▶ _EXERCISE MATERIAL_
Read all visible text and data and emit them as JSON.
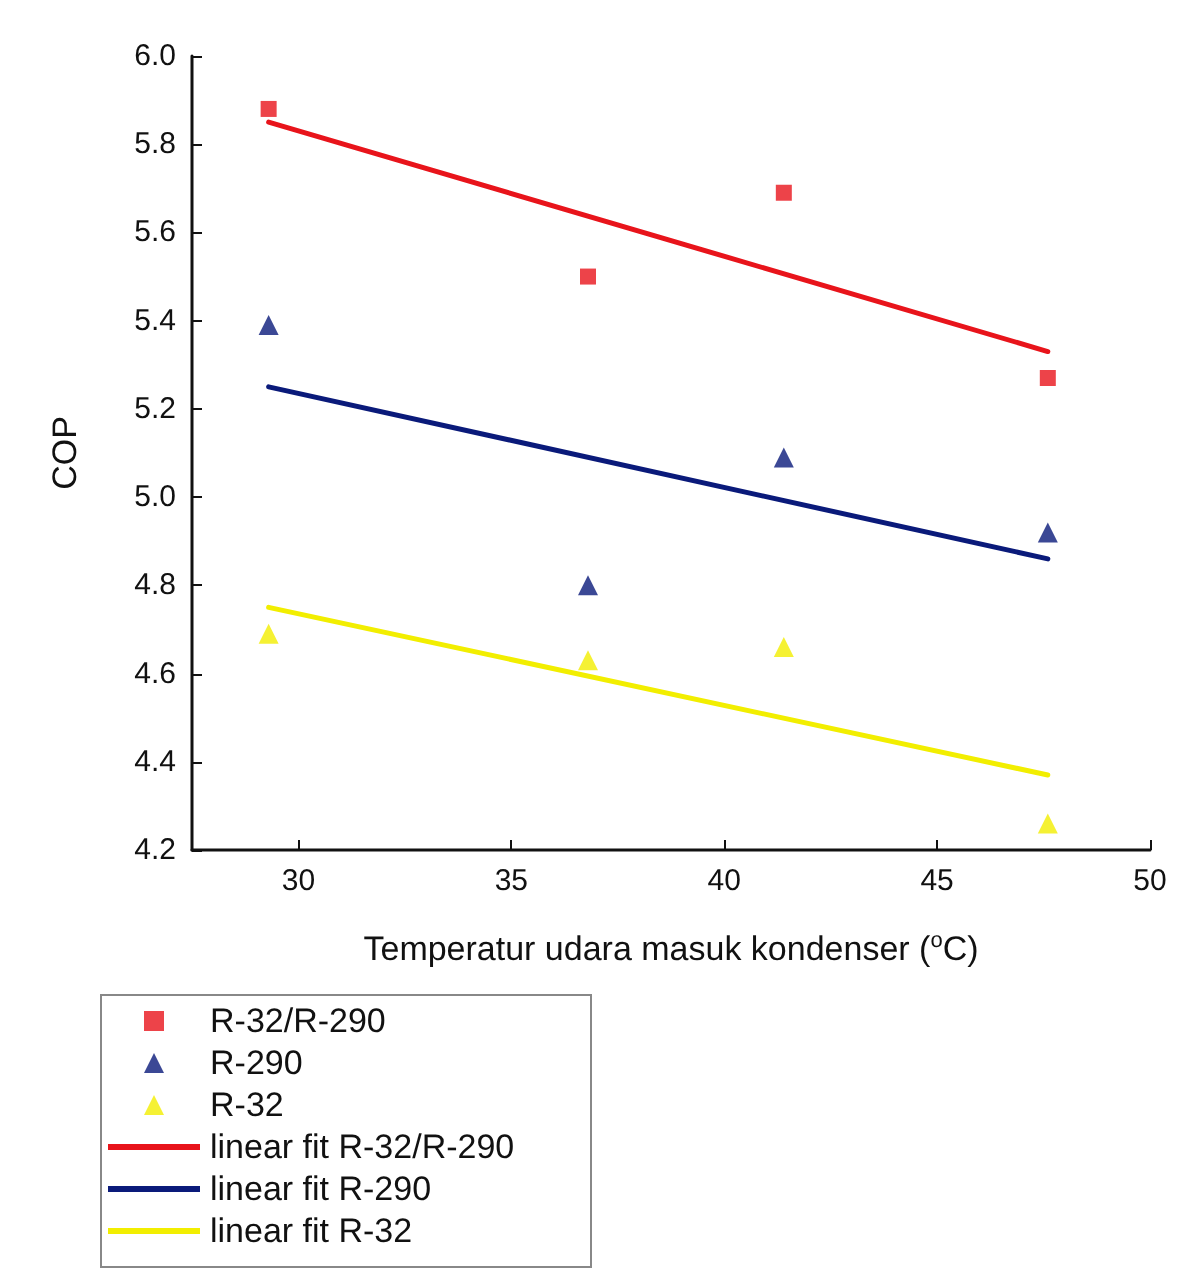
{
  "chart_data": {
    "type": "scatter",
    "xlabel": "Temperatur udara masuk kondenser ($^{o}$C)",
    "ylabel": "COP",
    "xlim": [
      27.5,
      50
    ],
    "xticks": [
      30,
      35,
      40,
      45,
      50
    ],
    "ylim": [
      4.2,
      6.0
    ],
    "yticks": [
      4.2,
      4.4,
      4.6,
      4.8,
      {
        "value": 5,
        "label": "5.0"
      },
      5.2,
      5.4,
      5.6,
      5.8,
      {
        "value": 6,
        "label": "6.0"
      }
    ],
    "grid": false,
    "legend": "bottom",
    "series": [
      {
        "name": "R-32/R-290",
        "marker": "square",
        "color": "#e8141b",
        "x": [
          29.3,
          36.8,
          41.4,
          47.6
        ],
        "values": [
          5.88,
          5.5,
          5.69,
          5.27
        ]
      },
      {
        "name": "R-290",
        "marker": "triangle",
        "color": "#0a1a7a",
        "x": [
          29.3,
          36.8,
          41.4,
          47.6
        ],
        "values": [
          5.39,
          4.8,
          5.09,
          4.92
        ]
      },
      {
        "name": "R-32",
        "marker": "triangle",
        "color": "#f2ee00",
        "x": [
          29.3,
          36.8,
          41.4,
          47.6
        ],
        "values": [
          4.69,
          4.63,
          4.66,
          4.26
        ]
      },
      {
        "name": "linear fit R-32/R-290",
        "type": "line",
        "marker": "none",
        "color": "#e8141b",
        "x": [
          29.3,
          47.6
        ],
        "values": [
          5.85,
          5.33
        ]
      },
      {
        "name": "linear fit R-290",
        "type": "line",
        "marker": "none",
        "color": "#0a1a7a",
        "x": [
          29.3,
          47.6
        ],
        "values": [
          5.25,
          4.86
        ]
      },
      {
        "name": "linear fit R-32",
        "type": "line",
        "marker": "none",
        "color": "#f2ee00",
        "x": [
          29.3,
          47.6
        ],
        "values": [
          4.75,
          4.37
        ]
      }
    ]
  }
}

▶ _TASK BRIEF_
Copy out every line from the data above that has "linear" in it.

▶ _PROBLEM SOLUTION_
        "name": "linear fit R-32/R-290",
        "name": "linear fit R-290",
        "name": "linear fit R-32",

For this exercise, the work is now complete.